▸ REQUEST: Your task is to copy the listing exactly. Drop any pictures from the copy.
•••••
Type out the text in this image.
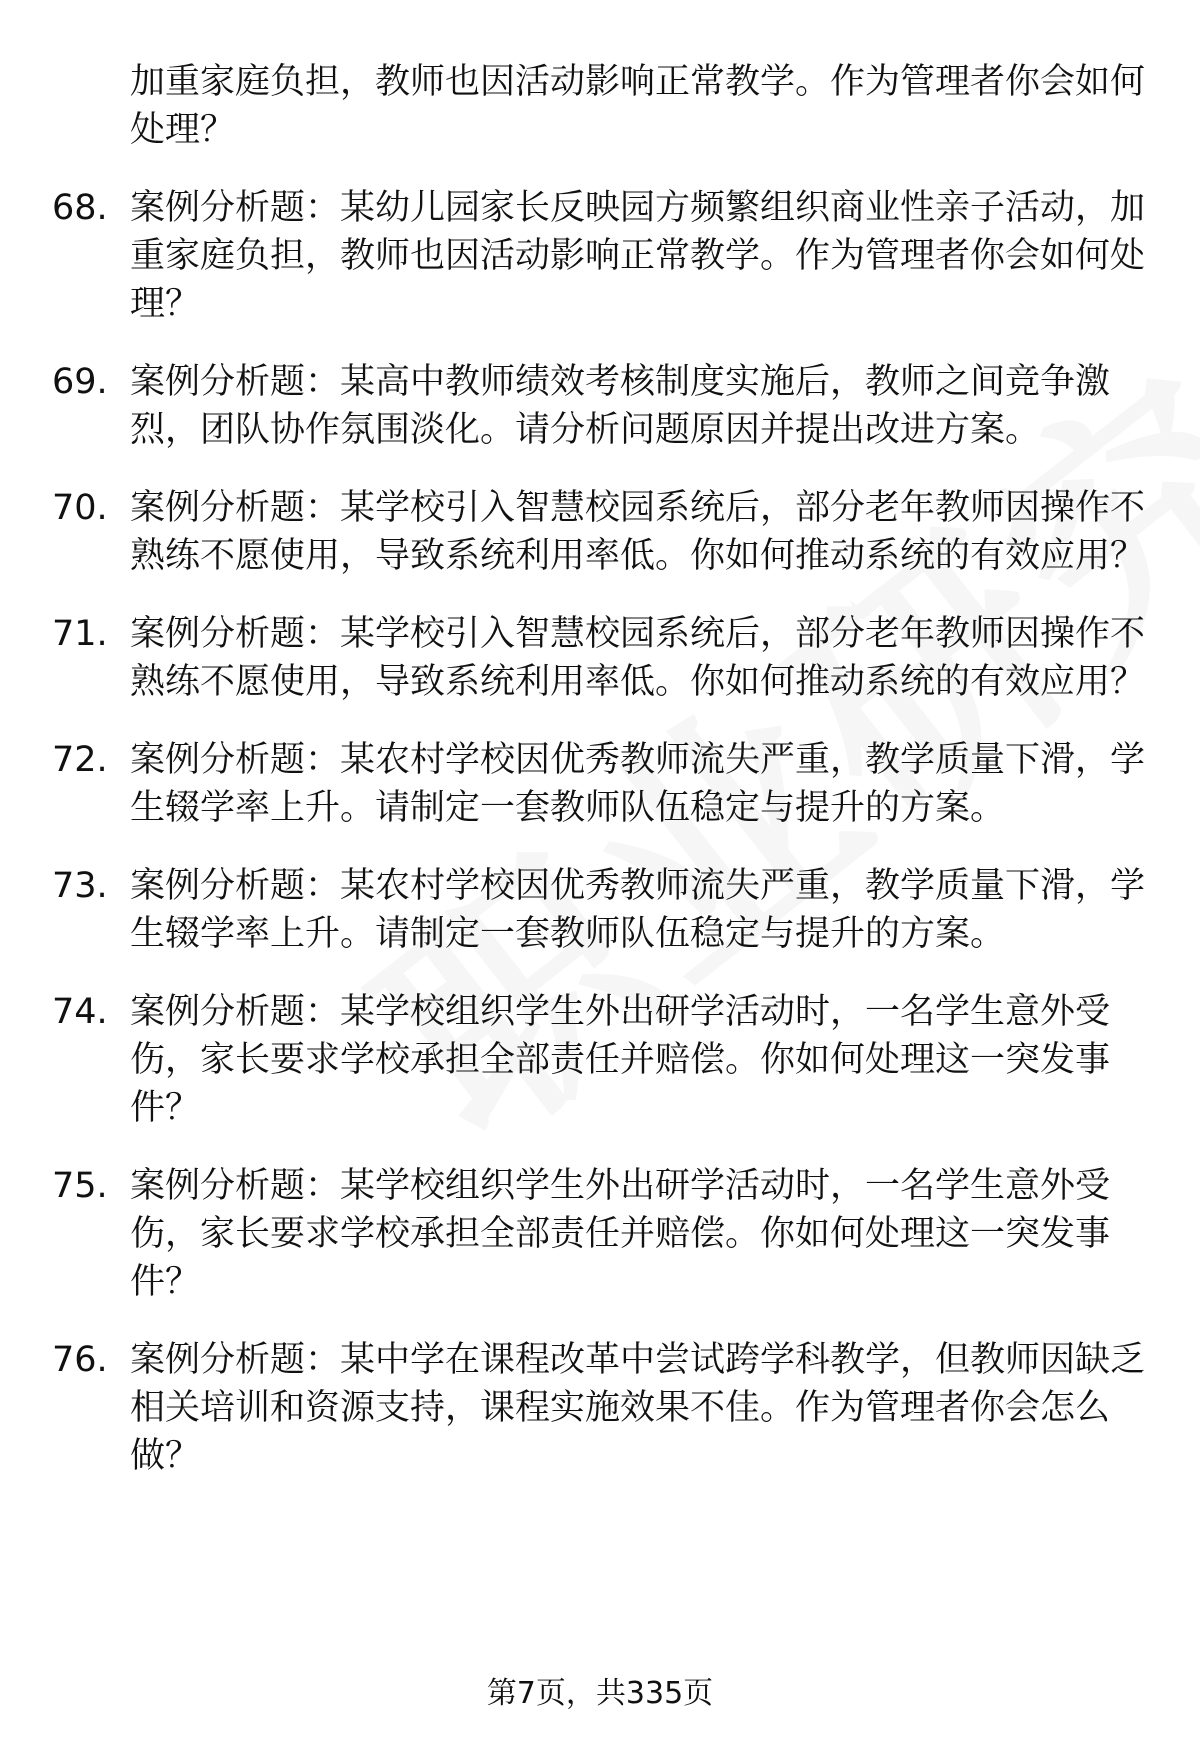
加重家庭负担，教师也因活动影响正常教学。作为管理者你会如何处理？
68. 案例分析题：某幼儿园家长反映园方频繁组织商业性亲子活动，加重家庭负担，教师也因活动影响正常教学。作为管理者你会如何处理？
69. 案例分析题：某高中教师绩效考核制度实施后，教师之间竞争激烈，团队协作氛围淡化。请分析问题原因并提出改进方案。
70. 案例分析题：某学校引入智慧校园系统后，部分老年教师因操作不熟练不愿使用，导致系统利用率低。你如何推动系统的有效应用？
71. 案例分析题：某学校引入智慧校园系统后，部分老年教师因操作不熟练不愿使用，导致系统利用率低。你如何推动系统的有效应用？
72. 案例分析题：某农村学校因优秀教师流失严重，教学质量下滑，学生辍学率上升。请制定一套教师队伍稳定与提升的方案。
73. 案例分析题：某农村学校因优秀教师流失严重，教学质量下滑，学生辍学率上升。请制定一套教师队伍稳定与提升的方案。
74. 案例分析题：某学校组织学生外出研学活动时，一名学生意外受伤，家长要求学校承担全部责任并赔偿。你如何处理这一突发事件？
75. 案例分析题：某学校组织学生外出研学活动时，一名学生意外受伤，家长要求学校承担全部责任并赔偿。你如何处理这一突发事件？
76. 案例分析题：某中学在课程改革中尝试跨学科教学，但教师因缺乏相关培训和资源支持，课程实施效果不佳。作为管理者你会怎么做？
第7页，共335页
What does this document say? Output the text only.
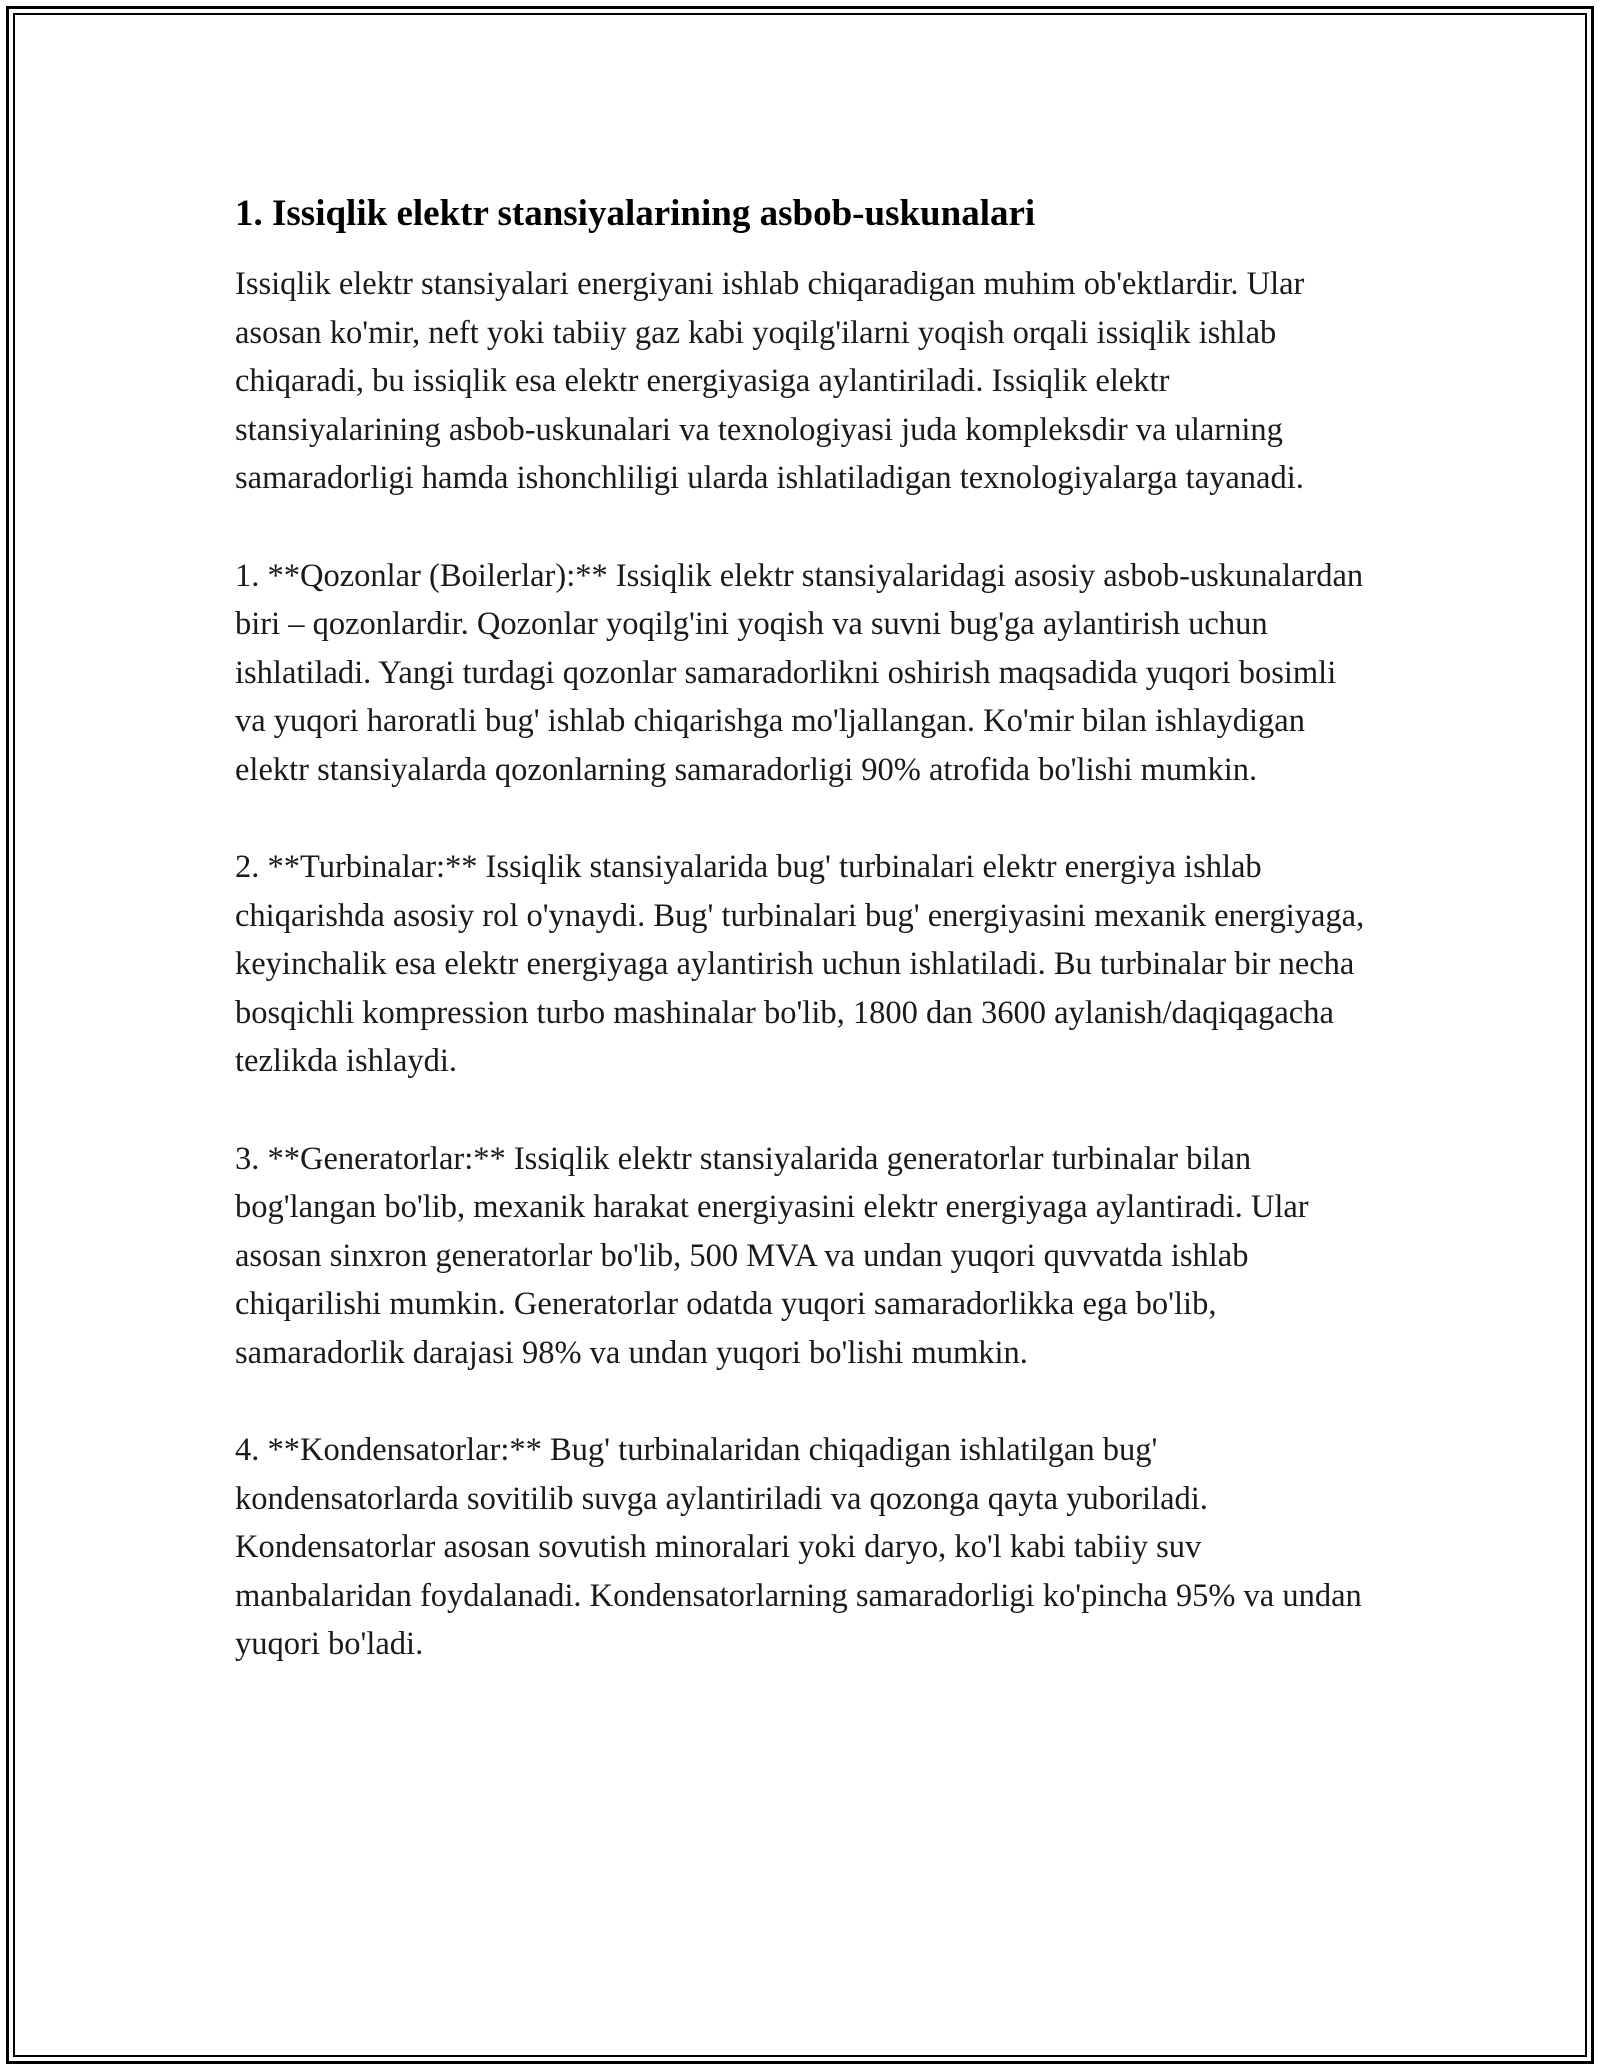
1. Issiqlik elektr stansiyalarining asbob-uskunalari

Issiqlik elektr stansiyalari energiyani ishlab chiqaradigan muhim ob'ektlardir. Ular asosan ko'mir, neft yoki tabiiy gaz kabi yoqilg'ilarni yoqish orqali issiqlik ishlab chiqaradi, bu issiqlik esa elektr energiyasiga aylantiriladi. Issiqlik elektr stansiyalarining asbob-uskunalari va texnologiyasi juda kompleksdir va ularning samaradorligi hamda ishonchliligi ularda ishlatiladigan texnologiyalarga tayanadi.

1. **Qozonlar (Boilerlar):** Issiqlik elektr stansiyalaridagi asosiy asbob-uskunalardan biri – qozonlardir. Qozonlar yoqilg'ini yoqish va suvni bug'ga aylantirish uchun ishlatiladi. Yangi turdagi qozonlar samaradorlikni oshirish maqsadida yuqori bosimli va yuqori haroratli bug' ishlab chiqarishga mo'ljallangan. Ko'mir bilan ishlaydigan elektr stansiyalarda qozonlarning samaradorligi 90% atrofida bo'lishi mumkin.

2. **Turbinalar:** Issiqlik stansiyalarida bug' turbinalari elektr energiya ishlab chiqarishda asosiy rol o'ynaydi. Bug' turbinalari bug' energiyasini mexanik energiyaga, keyinchalik esa elektr energiyaga aylantirish uchun ishlatiladi. Bu turbinalar bir necha bosqichli kompression turbo mashinalar bo'lib, 1800 dan 3600 aylanish/daqiqagacha tezlikda ishlaydi.

3. **Generatorlar:** Issiqlik elektr stansiyalarida generatorlar turbinalar bilan bog'langan bo'lib, mexanik harakat energiyasini elektr energiyaga aylantiradi. Ular asosan sinxron generatorlar bo'lib, 500 MVA va undan yuqori quvvatda ishlab chiqarilishi mumkin. Generatorlar odatda yuqori samaradorlikka ega bo'lib, samaradorlik darajasi 98% va undan yuqori bo'lishi mumkin.

4. **Kondensatorlar:** Bug' turbinalaridan chiqadigan ishlatilgan bug' kondensatorlarda sovitilib suvga aylantiriladi va qozonga qayta yuboriladi. Kondensatorlar asosan sovutish minoralari yoki daryo, ko'l kabi tabiiy suv manbalaridan foydalanadi. Kondensatorlarning samaradorligi ko'pincha 95% va undan yuqori bo'ladi.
•••••
▸ ANSWER FOR THIS EXERCISE:
Type out the text in this image.
加重家庭负担，教师也因活动影响正常教学。作为管理者你会如何处理？
68. 案例分析题：某幼儿园家长反映园方频繁组织商业性亲子活动，加重家庭负担，教师也因活动影响正常教学。作为管理者你会如何处理？
69. 案例分析题：某高中教师绩效考核制度实施后，教师之间竞争激烈，团队协作氛围淡化。请分析问题原因并提出改进方案。
70. 案例分析题：某学校引入智慧校园系统后，部分老年教师因操作不熟练不愿使用，导致系统利用率低。你如何推动系统的有效应用？
71. 案例分析题：某学校引入智慧校园系统后，部分老年教师因操作不熟练不愿使用，导致系统利用率低。你如何推动系统的有效应用？
72. 案例分析题：某农村学校因优秀教师流失严重，教学质量下滑，学生辍学率上升。请制定一套教师队伍稳定与提升的方案。
73. 案例分析题：某农村学校因优秀教师流失严重，教学质量下滑，学生辍学率上升。请制定一套教师队伍稳定与提升的方案。
74. 案例分析题：某学校组织学生外出研学活动时，一名学生意外受伤，家长要求学校承担全部责任并赔偿。你如何处理这一突发事件？
75. 案例分析题：某学校组织学生外出研学活动时，一名学生意外受伤，家长要求学校承担全部责任并赔偿。你如何处理这一突发事件？
76. 案例分析题：某中学在课程改革中尝试跨学科教学，但教师因缺乏相关培训和资源支持，课程实施效果不佳。作为管理者你会怎么做？
第7页，共335页
What does this document say? Output the text only.
1. Issiqlik elektr stansiyalarining asbob-uskunalari

Issiqlik elektr stansiyalari energiyani ishlab chiqaradigan muhim ob'ektlardir. Ular asosan ko'mir, neft yoki tabiiy gaz kabi yoqilg'ilarni yoqish orqali issiqlik ishlab chiqaradi, bu issiqlik esa elektr energiyasiga aylantiriladi. Issiqlik elektr stansiyalarining asbob-uskunalari va texnologiyasi juda kompleksdir va ularning samaradorligi hamda ishonchliligi ularda ishlatiladigan texnologiyalarga tayanadi.

1. **Qozonlar (Boilerlar):** Issiqlik elektr stansiyalaridagi asosiy asbob-uskunalardan biri – qozonlardir. Qozonlar yoqilg'ini yoqish va suvni bug'ga aylantirish uchun ishlatiladi. Yangi turdagi qozonlar samaradorlikni oshirish maqsadida yuqori bosimli va yuqori haroratli bug' ishlab chiqarishga mo'ljallangan. Ko'mir bilan ishlaydigan elektr stansiyalarda qozonlarning samaradorligi 90% atrofida bo'lishi mumkin.

2. **Turbinalar:** Issiqlik stansiyalarida bug' turbinalari elektr energiya ishlab chiqarishda asosiy rol o'ynaydi. Bug' turbinalari bug' energiyasini mexanik energiyaga, keyinchalik esa elektr energiyaga aylantirish uchun ishlatiladi. Bu turbinalar bir necha bosqichli kompression turbo mashinalar bo'lib, 1800 dan 3600 aylanish/daqiqagacha tezlikda ishlaydi.

3. **Generatorlar:** Issiqlik elektr stansiyalarida generatorlar turbinalar bilan bog'langan bo'lib, mexanik harakat energiyasini elektr energiyaga aylantiradi. Ular asosan sinxron generatorlar bo'lib, 500 MVA va undan yuqori quvvatda ishlab chiqarilishi mumkin. Generatorlar odatda yuqori samaradorlikka ega bo'lib, samaradorlik darajasi 98% va undan yuqori bo'lishi mumkin.

4. **Kondensatorlar:** Bug' turbinalaridan chiqadigan ishlatilgan bug' kondensatorlarda sovitilib suvga aylantiriladi va qozonga qayta yuboriladi. Kondensatorlar asosan sovutish minoralari yoki daryo, ko'l kabi tabiiy suv manbalaridan foydalanadi. Kondensatorlarning samaradorligi ko'pincha 95% va undan yuqori bo'ladi.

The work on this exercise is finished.